─── DATA EXTRACT

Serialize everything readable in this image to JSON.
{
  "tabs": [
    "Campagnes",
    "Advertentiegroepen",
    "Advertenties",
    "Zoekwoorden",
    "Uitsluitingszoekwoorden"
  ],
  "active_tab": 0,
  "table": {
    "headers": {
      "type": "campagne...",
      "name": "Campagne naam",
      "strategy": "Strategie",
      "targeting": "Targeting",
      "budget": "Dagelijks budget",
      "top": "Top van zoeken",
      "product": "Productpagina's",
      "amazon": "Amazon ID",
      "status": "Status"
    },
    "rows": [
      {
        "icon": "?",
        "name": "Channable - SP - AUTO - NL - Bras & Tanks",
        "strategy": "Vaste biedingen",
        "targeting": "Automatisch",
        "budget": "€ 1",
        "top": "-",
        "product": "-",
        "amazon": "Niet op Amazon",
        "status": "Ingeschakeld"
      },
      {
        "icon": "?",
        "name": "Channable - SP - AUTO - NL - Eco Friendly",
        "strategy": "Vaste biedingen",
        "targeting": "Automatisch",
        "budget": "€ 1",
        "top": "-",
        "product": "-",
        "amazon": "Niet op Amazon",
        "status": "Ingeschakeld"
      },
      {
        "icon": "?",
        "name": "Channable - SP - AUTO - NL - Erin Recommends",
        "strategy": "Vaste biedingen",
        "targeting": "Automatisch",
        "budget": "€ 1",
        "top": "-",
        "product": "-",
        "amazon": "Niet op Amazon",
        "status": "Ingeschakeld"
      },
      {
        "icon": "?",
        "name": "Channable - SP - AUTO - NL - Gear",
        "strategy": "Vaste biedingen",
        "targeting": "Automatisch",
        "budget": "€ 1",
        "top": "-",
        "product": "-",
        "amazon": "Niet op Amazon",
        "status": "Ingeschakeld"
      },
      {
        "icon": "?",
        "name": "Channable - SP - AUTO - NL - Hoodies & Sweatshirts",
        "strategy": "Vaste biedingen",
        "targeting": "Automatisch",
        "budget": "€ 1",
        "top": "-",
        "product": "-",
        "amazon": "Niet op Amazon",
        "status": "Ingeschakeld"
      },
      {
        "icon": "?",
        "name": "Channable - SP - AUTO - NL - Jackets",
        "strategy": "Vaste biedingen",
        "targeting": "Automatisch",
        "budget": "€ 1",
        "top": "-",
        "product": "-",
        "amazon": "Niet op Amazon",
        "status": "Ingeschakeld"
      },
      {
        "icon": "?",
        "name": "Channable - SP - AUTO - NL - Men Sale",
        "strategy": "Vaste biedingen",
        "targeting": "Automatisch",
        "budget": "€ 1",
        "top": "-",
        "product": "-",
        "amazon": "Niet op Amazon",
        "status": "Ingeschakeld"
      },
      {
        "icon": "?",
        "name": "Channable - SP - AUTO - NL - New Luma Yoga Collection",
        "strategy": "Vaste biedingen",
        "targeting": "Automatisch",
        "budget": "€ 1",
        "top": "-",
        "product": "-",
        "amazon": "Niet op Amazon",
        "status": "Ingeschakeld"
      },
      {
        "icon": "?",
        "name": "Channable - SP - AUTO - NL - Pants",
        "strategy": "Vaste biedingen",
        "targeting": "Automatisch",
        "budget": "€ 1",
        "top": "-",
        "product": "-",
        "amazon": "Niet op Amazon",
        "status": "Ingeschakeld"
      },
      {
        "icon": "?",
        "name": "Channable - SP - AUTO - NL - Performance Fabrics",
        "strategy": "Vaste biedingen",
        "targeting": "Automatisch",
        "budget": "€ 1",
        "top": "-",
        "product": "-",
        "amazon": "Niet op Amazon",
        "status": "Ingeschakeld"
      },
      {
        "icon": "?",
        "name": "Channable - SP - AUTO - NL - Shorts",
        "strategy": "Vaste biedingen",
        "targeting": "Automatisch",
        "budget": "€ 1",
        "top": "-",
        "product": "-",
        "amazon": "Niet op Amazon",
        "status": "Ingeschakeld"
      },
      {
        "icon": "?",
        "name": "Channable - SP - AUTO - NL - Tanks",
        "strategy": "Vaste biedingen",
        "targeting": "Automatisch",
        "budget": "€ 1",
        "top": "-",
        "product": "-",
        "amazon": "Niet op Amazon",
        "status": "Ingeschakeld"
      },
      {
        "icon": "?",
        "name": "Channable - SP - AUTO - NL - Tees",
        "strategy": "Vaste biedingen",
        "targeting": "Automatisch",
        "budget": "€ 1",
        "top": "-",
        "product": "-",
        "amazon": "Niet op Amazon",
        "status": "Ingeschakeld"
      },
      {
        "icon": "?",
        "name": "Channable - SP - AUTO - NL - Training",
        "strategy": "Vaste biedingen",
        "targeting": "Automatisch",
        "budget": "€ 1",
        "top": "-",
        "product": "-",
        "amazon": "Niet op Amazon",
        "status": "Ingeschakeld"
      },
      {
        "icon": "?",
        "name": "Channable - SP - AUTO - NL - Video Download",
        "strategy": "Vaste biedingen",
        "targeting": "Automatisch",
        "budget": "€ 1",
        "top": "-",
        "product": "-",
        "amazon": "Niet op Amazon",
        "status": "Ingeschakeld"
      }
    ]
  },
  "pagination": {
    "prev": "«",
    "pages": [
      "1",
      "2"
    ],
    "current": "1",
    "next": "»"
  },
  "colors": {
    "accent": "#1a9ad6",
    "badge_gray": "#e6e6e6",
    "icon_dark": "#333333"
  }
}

──────

INSTRUCTIONS FOR THE TASK: Nothing in the data may differ; print all of it exactly as written.

OUTPUT FOR THIS TASK:
Serialize everything readable in this image to JSON.
{
  "tabs": [
    "Campagnes",
    "Advertentiegroepen",
    "Advertenties",
    "Zoekwoorden",
    "Uitsluitingszoekwoorden"
  ],
  "active_tab": 0,
  "table": {
    "headers": {
      "type": "campagne...",
      "name": "Campagne naam",
      "strategy": "Strategie",
      "targeting": "Targeting",
      "budget": "Dagelijks budget",
      "top": "Top van zoeken",
      "product": "Productpagina's",
      "amazon": "Amazon ID",
      "status": "Status"
    },
    "rows": [
      {
        "icon": "?",
        "name": "Channable - SP - AUTO - NL - Bras & Tanks",
        "strategy": "Vaste biedingen",
        "targeting": "Automatisch",
        "budget": "€ 1",
        "top": "-",
        "product": "-",
        "amazon": "Niet op Amazon",
        "status": "Ingeschakeld"
      },
      {
        "icon": "?",
        "name": "Channable - SP - AUTO - NL - Eco Friendly",
        "strategy": "Vaste biedingen",
        "targeting": "Automatisch",
        "budget": "€ 1",
        "top": "-",
        "product": "-",
        "amazon": "Niet op Amazon",
        "status": "Ingeschakeld"
      },
      {
        "icon": "?",
        "name": "Channable - SP - AUTO - NL - Erin Recommends",
        "strategy": "Vaste biedingen",
        "targeting": "Automatisch",
        "budget": "€ 1",
        "top": "-",
        "product": "-",
        "amazon": "Niet op Amazon",
        "status": "Ingeschakeld"
      },
      {
        "icon": "?",
        "name": "Channable - SP - AUTO - NL - Gear",
        "strategy": "Vaste biedingen",
        "targeting": "Automatisch",
        "budget": "€ 1",
        "top": "-",
        "product": "-",
        "amazon": "Niet op Amazon",
        "status": "Ingeschakeld"
      },
      {
        "icon": "?",
        "name": "Channable - SP - AUTO - NL - Hoodies & Sweatshirts",
        "strategy": "Vaste biedingen",
        "targeting": "Automatisch",
        "budget": "€ 1",
        "top": "-",
        "product": "-",
        "amazon": "Niet op Amazon",
        "status": "Ingeschakeld"
      },
      {
        "icon": "?",
        "name": "Channable - SP - AUTO - NL - Jackets",
        "strategy": "Vaste biedingen",
        "targeting": "Automatisch",
        "budget": "€ 1",
        "top": "-",
        "product": "-",
        "amazon": "Niet op Amazon",
        "status": "Ingeschakeld"
      },
      {
        "icon": "?",
        "name": "Channable - SP - AUTO - NL - Men Sale",
        "strategy": "Vaste biedingen",
        "targeting": "Automatisch",
        "budget": "€ 1",
        "top": "-",
        "product": "-",
        "amazon": "Niet op Amazon",
        "status": "Ingeschakeld"
      },
      {
        "icon": "?",
        "name": "Channable - SP - AUTO - NL - New Luma Yoga Collection",
        "strategy": "Vaste biedingen",
        "targeting": "Automatisch",
        "budget": "€ 1",
        "top": "-",
        "product": "-",
        "amazon": "Niet op Amazon",
        "status": "Ingeschakeld"
      },
      {
        "icon": "?",
        "name": "Channable - SP - AUTO - NL - Pants",
        "strategy": "Vaste biedingen",
        "targeting": "Automatisch",
        "budget": "€ 1",
        "top": "-",
        "product": "-",
        "amazon": "Niet op Amazon",
        "status": "Ingeschakeld"
      },
      {
        "icon": "?",
        "name": "Channable - SP - AUTO - NL - Performance Fabrics",
        "strategy": "Vaste biedingen",
        "targeting": "Automatisch",
        "budget": "€ 1",
        "top": "-",
        "product": "-",
        "amazon": "Niet op Amazon",
        "status": "Ingeschakeld"
      },
      {
        "icon": "?",
        "name": "Channable - SP - AUTO - NL - Shorts",
        "strategy": "Vaste biedingen",
        "targeting": "Automatisch",
        "budget": "€ 1",
        "top": "-",
        "product": "-",
        "amazon": "Niet op Amazon",
        "status": "Ingeschakeld"
      },
      {
        "icon": "?",
        "name": "Channable - SP - AUTO - NL - Tanks",
        "strategy": "Vaste biedingen",
        "targeting": "Automatisch",
        "budget": "€ 1",
        "top": "-",
        "product": "-",
        "amazon": "Niet op Amazon",
        "status": "Ingeschakeld"
      },
      {
        "icon": "?",
        "name": "Channable - SP - AUTO - NL - Tees",
        "strategy": "Vaste biedingen",
        "targeting": "Automatisch",
        "budget": "€ 1",
        "top": "-",
        "product": "-",
        "amazon": "Niet op Amazon",
        "status": "Ingeschakeld"
      },
      {
        "icon": "?",
        "name": "Channable - SP - AUTO - NL - Training",
        "strategy": "Vaste biedingen",
        "targeting": "Automatisch",
        "budget": "€ 1",
        "top": "-",
        "product": "-",
        "amazon": "Niet op Amazon",
        "status": "Ingeschakeld"
      },
      {
        "icon": "?",
        "name": "Channable - SP - AUTO - NL - Video Download",
        "strategy": "Vaste biedingen",
        "targeting": "Automatisch",
        "budget": "€ 1",
        "top": "-",
        "product": "-",
        "amazon": "Niet op Amazon",
        "status": "Ingeschakeld"
      }
    ]
  },
  "pagination": {
    "prev": "«",
    "pages": [
      "1",
      "2"
    ],
    "current": "1",
    "next": "»"
  },
  "colors": {
    "accent": "#1a9ad6",
    "badge_gray": "#e6e6e6",
    "icon_dark": "#333333"
  }
}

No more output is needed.